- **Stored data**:
========================================

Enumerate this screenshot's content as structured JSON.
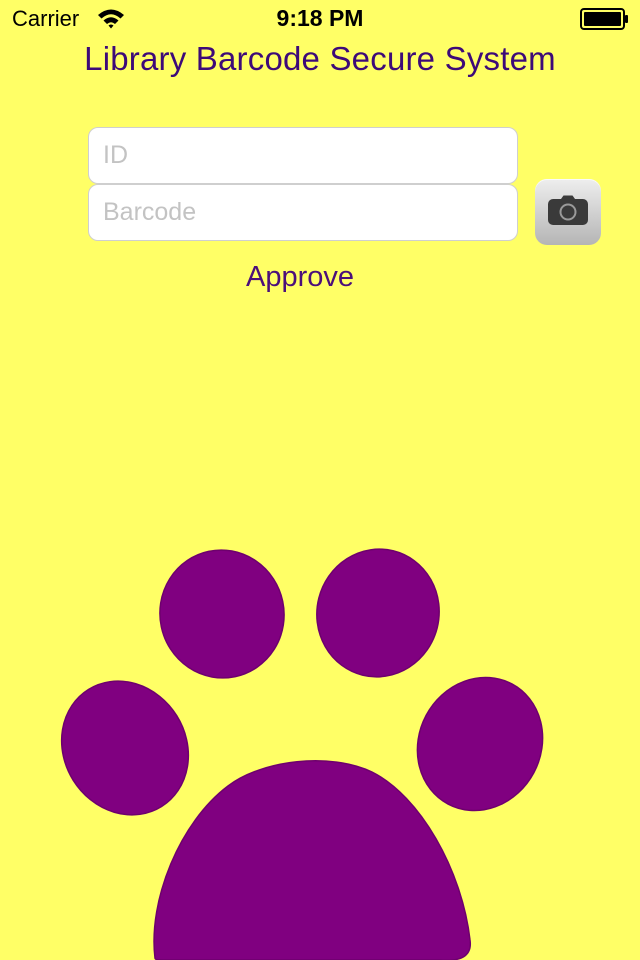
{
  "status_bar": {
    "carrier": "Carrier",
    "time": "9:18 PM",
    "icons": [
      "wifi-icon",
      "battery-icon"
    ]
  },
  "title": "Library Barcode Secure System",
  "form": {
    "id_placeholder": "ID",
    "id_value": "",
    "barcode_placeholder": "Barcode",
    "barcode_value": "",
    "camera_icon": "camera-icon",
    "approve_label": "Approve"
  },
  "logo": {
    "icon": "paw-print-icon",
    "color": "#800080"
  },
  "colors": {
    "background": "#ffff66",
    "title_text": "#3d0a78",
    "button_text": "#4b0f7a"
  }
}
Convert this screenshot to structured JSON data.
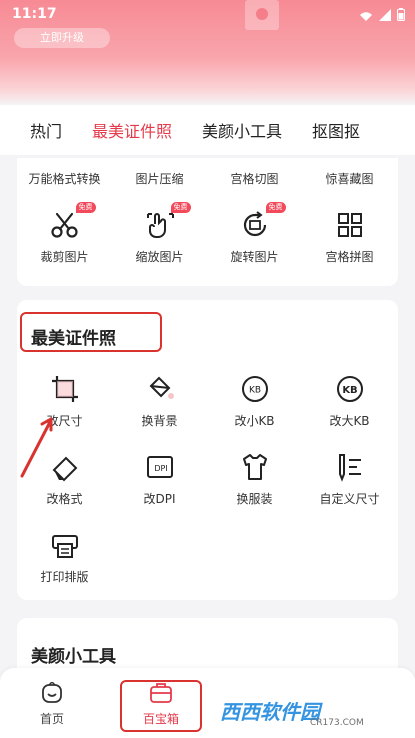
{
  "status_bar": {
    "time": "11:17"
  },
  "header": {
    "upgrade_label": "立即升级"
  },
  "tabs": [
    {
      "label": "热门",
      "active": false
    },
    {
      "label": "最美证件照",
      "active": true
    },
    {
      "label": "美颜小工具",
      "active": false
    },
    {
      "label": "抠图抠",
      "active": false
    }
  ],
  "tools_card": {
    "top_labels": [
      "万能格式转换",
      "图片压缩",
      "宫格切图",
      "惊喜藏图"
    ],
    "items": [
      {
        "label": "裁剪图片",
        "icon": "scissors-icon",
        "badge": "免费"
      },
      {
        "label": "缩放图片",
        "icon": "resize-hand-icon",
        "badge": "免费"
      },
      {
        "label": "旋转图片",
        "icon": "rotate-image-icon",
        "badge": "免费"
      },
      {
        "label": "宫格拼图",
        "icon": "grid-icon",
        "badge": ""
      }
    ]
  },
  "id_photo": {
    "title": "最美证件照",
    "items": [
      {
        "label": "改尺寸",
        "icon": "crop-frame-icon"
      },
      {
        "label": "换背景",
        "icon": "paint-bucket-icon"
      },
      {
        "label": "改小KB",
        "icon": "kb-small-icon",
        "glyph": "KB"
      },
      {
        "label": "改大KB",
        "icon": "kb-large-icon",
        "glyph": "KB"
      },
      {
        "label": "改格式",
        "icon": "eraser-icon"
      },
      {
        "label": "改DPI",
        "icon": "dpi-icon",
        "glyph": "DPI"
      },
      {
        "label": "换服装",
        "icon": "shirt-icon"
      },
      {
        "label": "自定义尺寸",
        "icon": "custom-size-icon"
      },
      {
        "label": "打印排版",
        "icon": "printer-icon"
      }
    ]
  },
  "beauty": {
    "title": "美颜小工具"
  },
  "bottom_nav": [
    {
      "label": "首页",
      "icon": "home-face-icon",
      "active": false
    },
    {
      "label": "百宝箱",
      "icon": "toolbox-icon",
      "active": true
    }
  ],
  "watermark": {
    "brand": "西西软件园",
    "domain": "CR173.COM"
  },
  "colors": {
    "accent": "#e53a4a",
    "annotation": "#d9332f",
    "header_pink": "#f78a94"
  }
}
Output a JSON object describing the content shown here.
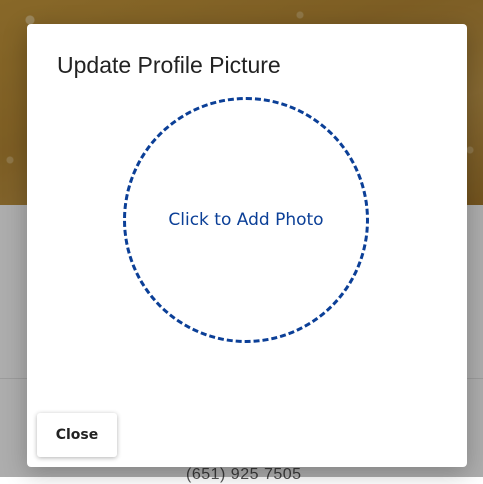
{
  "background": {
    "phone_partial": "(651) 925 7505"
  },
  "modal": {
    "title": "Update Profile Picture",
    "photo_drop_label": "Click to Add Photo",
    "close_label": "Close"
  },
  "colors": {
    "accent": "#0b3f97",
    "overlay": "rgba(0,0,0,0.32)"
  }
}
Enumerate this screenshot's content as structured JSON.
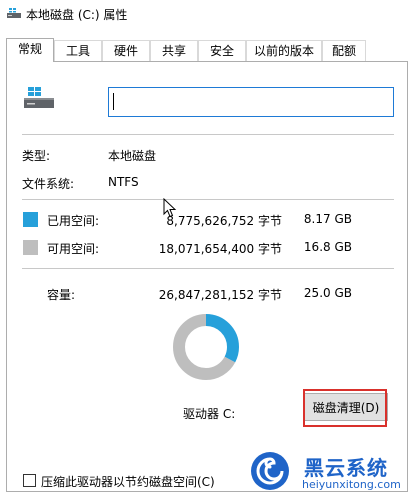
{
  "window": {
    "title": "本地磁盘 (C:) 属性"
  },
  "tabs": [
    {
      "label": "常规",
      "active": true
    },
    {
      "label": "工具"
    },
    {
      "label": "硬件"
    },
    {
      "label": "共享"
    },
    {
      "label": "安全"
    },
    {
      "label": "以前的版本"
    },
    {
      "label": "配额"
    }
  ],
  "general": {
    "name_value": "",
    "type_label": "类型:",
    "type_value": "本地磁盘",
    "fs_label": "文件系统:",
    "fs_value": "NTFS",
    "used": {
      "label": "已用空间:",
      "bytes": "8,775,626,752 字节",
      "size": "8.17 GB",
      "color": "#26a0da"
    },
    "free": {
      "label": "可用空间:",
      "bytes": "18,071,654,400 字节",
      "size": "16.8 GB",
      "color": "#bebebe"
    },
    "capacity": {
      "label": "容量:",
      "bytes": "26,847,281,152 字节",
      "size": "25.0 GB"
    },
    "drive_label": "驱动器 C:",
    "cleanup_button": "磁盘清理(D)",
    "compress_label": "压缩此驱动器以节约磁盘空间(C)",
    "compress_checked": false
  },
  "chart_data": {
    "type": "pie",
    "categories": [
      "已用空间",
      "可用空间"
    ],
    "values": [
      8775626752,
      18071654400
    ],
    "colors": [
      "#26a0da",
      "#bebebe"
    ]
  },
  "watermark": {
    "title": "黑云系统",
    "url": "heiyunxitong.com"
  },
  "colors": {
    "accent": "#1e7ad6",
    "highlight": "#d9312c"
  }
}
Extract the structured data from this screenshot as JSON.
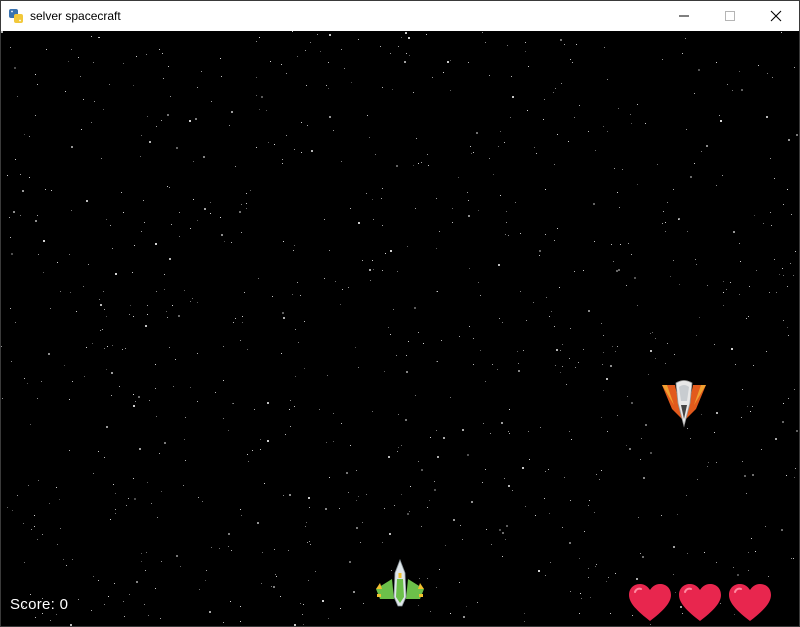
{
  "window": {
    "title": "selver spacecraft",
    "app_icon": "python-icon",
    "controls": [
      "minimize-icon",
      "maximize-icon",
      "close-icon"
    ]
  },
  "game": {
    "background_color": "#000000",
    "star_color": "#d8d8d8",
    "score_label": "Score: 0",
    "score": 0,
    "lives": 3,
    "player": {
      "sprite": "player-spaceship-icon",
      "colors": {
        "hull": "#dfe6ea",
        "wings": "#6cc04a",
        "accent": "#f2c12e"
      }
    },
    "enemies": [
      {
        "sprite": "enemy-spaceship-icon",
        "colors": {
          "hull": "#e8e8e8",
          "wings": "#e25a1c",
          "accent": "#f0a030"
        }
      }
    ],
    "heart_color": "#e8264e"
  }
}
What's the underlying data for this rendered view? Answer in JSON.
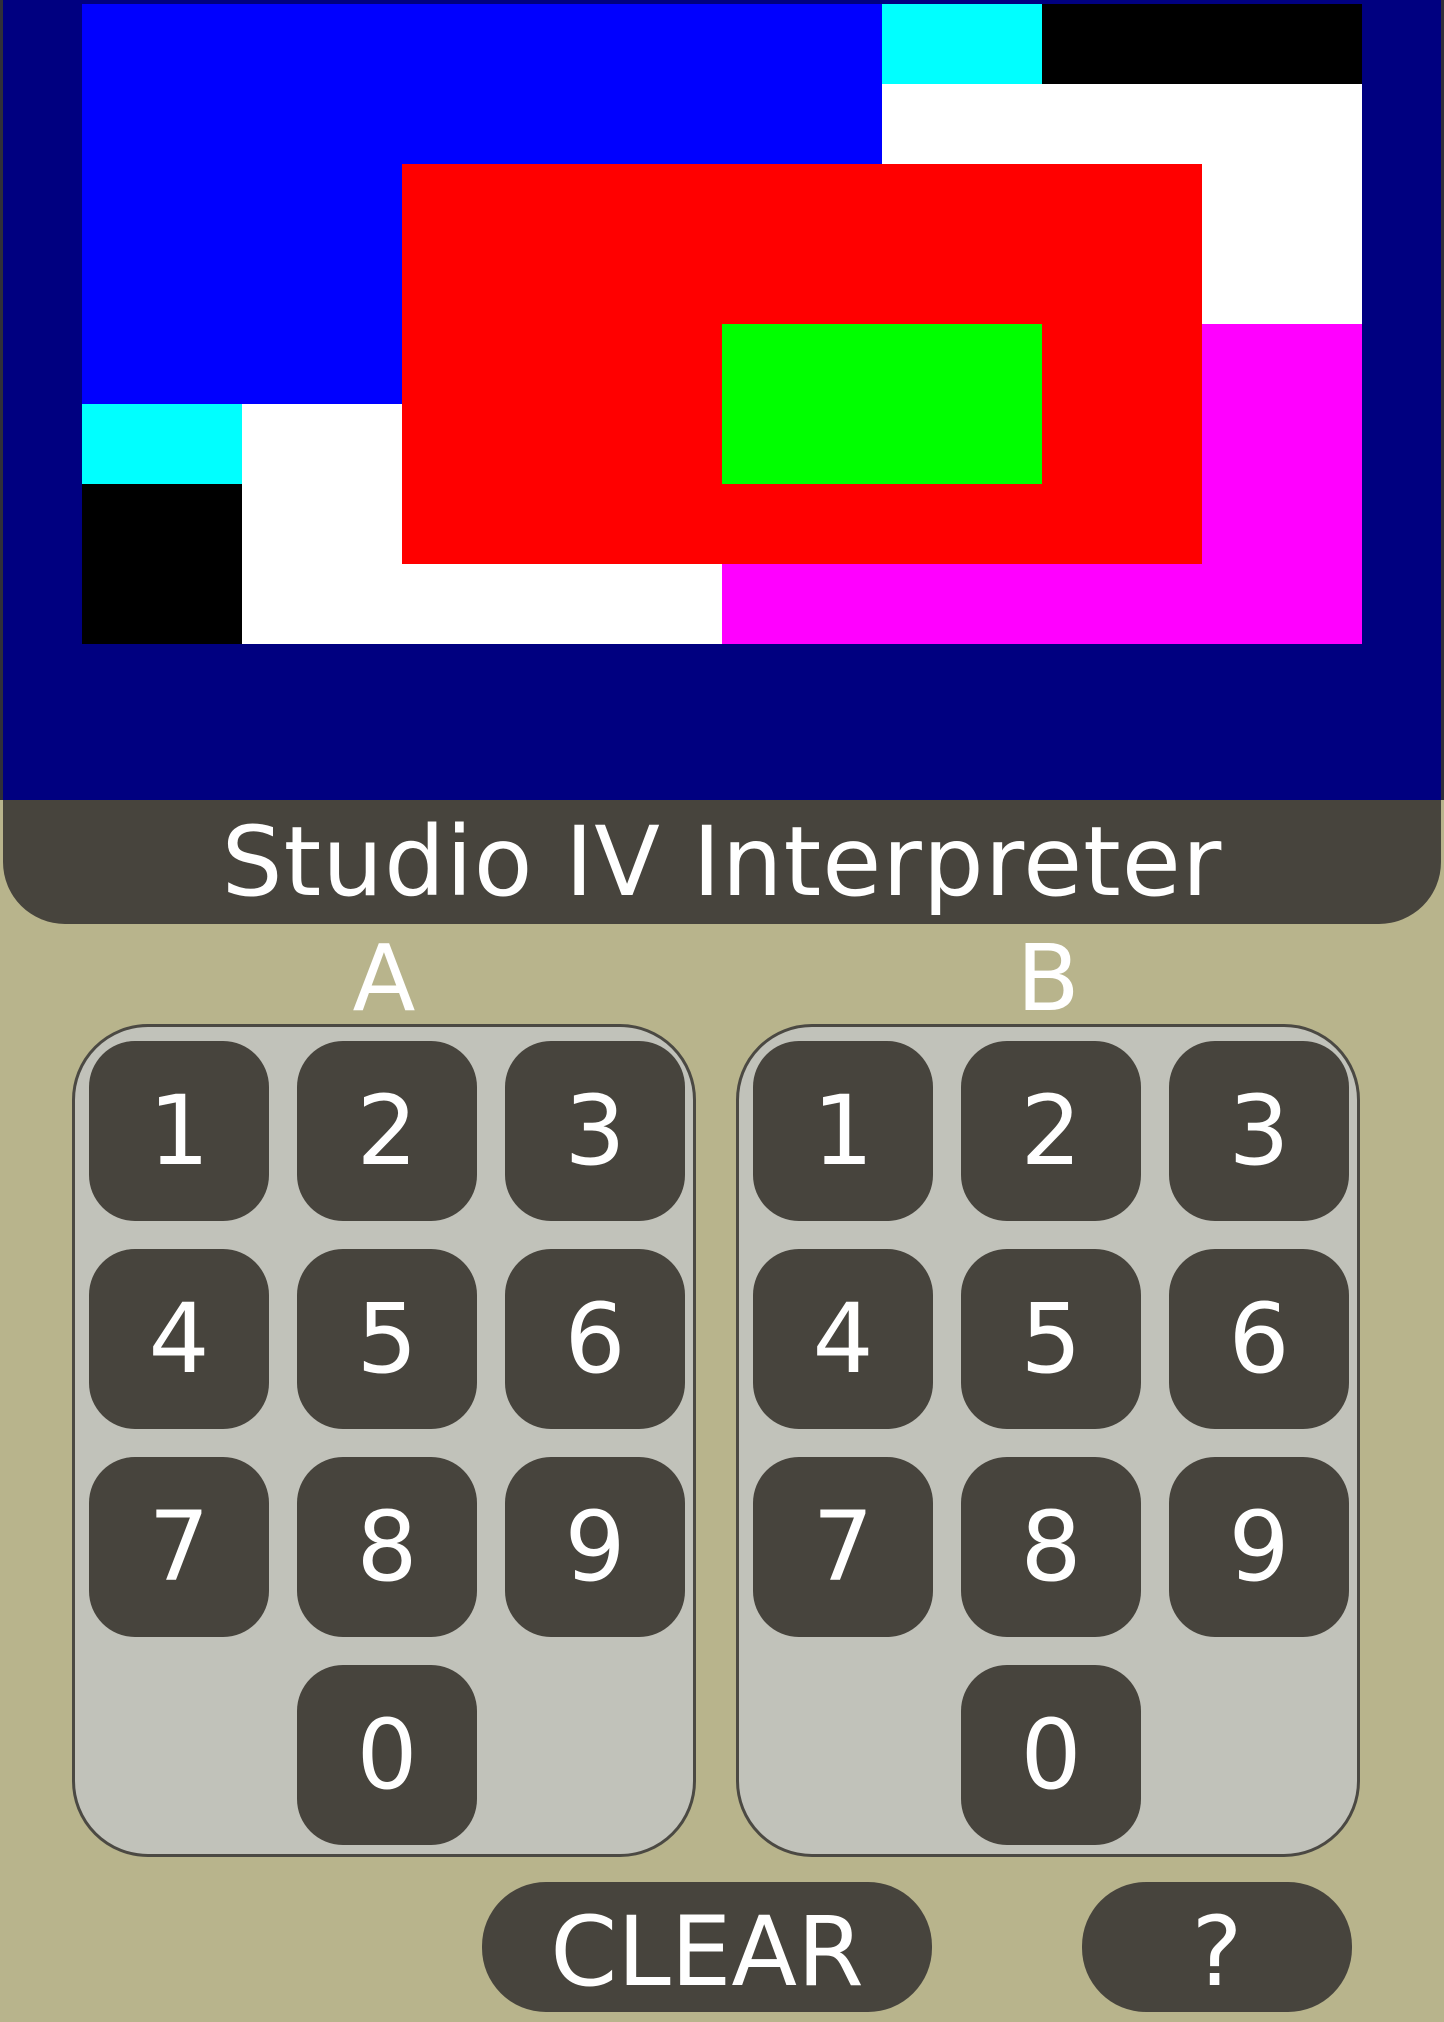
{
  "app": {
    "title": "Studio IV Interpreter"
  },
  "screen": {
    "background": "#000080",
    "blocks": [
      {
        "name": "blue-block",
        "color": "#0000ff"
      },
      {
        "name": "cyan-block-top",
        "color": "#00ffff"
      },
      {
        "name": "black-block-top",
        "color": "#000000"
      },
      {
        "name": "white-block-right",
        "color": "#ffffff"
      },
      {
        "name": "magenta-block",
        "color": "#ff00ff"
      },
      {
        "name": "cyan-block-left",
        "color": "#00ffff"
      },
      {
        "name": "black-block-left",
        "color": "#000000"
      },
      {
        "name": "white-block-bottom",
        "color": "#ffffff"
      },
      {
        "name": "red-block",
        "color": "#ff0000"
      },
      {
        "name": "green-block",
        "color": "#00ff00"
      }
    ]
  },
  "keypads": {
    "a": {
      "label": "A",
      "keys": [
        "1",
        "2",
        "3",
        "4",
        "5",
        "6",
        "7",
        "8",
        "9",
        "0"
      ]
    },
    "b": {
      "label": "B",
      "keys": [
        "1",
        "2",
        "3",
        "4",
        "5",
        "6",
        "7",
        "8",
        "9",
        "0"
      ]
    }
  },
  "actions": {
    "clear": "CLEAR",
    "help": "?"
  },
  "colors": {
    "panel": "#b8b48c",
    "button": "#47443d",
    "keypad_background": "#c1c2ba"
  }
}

========================================

- **Your task**:
Check each line of the records for "accent" and copy the ones that contain it.

- **Answer to this task**:
    "accent": "#e53a4a",
    "accent": "#0b3f97",
    "accent": "#1e7ad6",
        "accent": "#f2c12e"
          "accent": "#f0a030"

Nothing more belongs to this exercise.